Search the material for the string "oraz", then return every line where it is found.
─── PROVIDED RECORDS
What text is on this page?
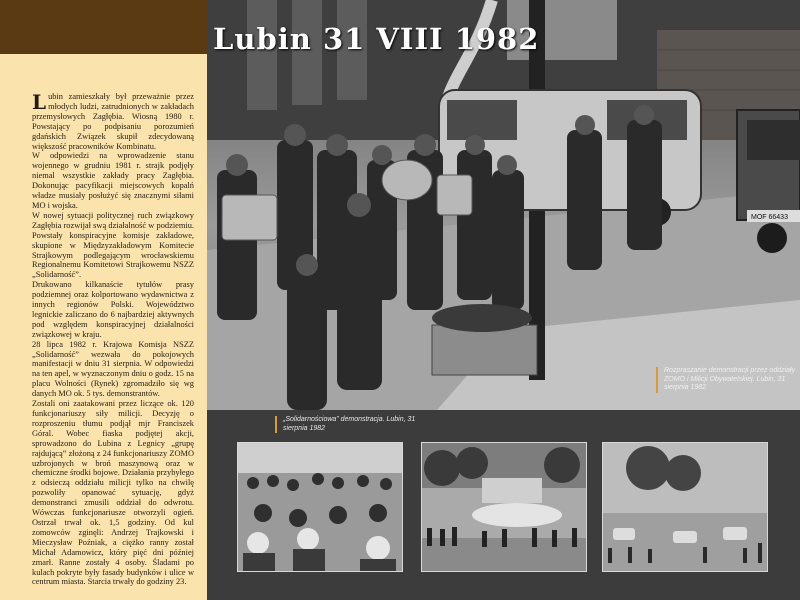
Lubin 31 VIII 1982

Lubin zamieszkały był przeważnie przez młodych ludzi, zatrudnionych w zakładach przemysłowych Zagłębia. Wiosną 1980 r. Powstający po podpisaniu porozumień gdańskich Związek skupił zdecydowaną większość pracowników Kombinatu.

W odpowiedzi na wprowadzenie stanu wojennego w grudniu 1981 r. strajk podjęły niemal wszystkie zakłady pracy Zagłębia. Dokonując pacyfikacji miejscowych kopalń władze musiały posłużyć się znacznymi siłami MO i wojska.

W nowej sytuacji politycznej ruch związkowy Zagłębia rozwijał swą działalność w podziemiu. Powstały konspiracyjne komisje zakładowe, skupione w Międzyzakładowym Komitecie Strajkowym podlegającym wrocławskiemu Regionalnemu Komitetowi Strajkowemu NSZZ „Solidarność”.

Drukowano kilkanaście tytułów prasy podziemnej oraz kolportowano wydawnictwa z innych regionów Polski. Województwo legnickie zaliczano do 6 najbardziej aktywnych pod względem konspiracyjnej działalności związkowej w kraju.

28 lipca 1982 r. Krajowa Komisja NSZZ „Solidarność” wezwała do pokojowych manifestacji w dniu 31 sierpnia. W odpowiedzi na ten apel, w wyznaczonym dniu o godz. 15 na placu Wolności (Rynek) zgromadziło się wg danych MO ok. 5 tys. demonstrantów.

Zostali oni zaatakowani przez liczące ok. 120 funkcjonariuszy siły milicji. Decyzję o rozproszeniu tłumu podjął mjr Franciszek Góral. Wobec fiaska podjętej akcji, sprowadzono do Lubina z Legnicy „grupę rajdującą” złożoną z 24 funkcjonariuszy ZOMO uzbrojonych w broń maszynową oraz w chemiczne środki bojowe. Działania przybyłego z odsieczą oddziału milicji tylko na chwilę pozwoliły opanować sytuację, gdyż demonstranci zmusili oddział do odwrotu. Wówczas funkcjonariusze otworzyli ogień. Ostrzał trwał ok. 1,5 godziny. Od kul zomowców zginęli: Andrzej Trajkowski i Mieczysław Poźniak, a ciężko ranny został Michał Adamowicz, który pięć dni później zmarł. Ranne zostały 4 osoby. Śladami po kulach pokryte były fasady budynków i ulice w centrum miasta. Starcia trwały do godziny 23.

MOF 66433
Rozpraszanie demonstracji przez oddziały ZOMO i Milicji Obywatelskiej. Lubin, 31 sierpnia 1982
„Solidarnościowa” demonstracja. Lubin, 31 sierpnia 1982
──────
**REPLY TO THE TASK:**
Drukowano kilkanaście tytułów prasy podziemnej oraz kolportowano wydawnictwa z innych regionów Polski. Województwo legnickie zaliczano do 6 najbardziej aktywnych pod względem konspiracyjnej działalności związkowej w kraju.
Zostali oni zaatakowani przez liczące ok. 120 funkcjonariuszy siły milicji. Decyzję o rozproszeniu tłumu podjął mjr Franciszek Góral. Wobec fiaska podjętej akcji, sprowadzono do Lubina z Legnicy „grupę rajdującą” złożoną z 24 funkcjonariuszy ZOMO uzbrojonych w broń maszynową oraz w chemiczne środki bojowe. Działania przybyłego z odsieczą oddziału milicji tylko na chwilę pozwoliły opanować sytuację, gdyż demonstranci zmusili oddział do odwrotu. Wówczas funkcjonariusze otworzyli ogień. Ostrzał trwał ok. 1,5 godziny. Od kul zomowców zginęli: Andrzej Trajkowski i Mieczysław Poźniak, a ciężko ranny został Michał Adamowicz, który pięć dni później zmarł. Ranne zostały 4 osoby. Śladami po kulach pokryte były fasady budynków i ulice w centrum miasta. Starcia trwały do godziny 23.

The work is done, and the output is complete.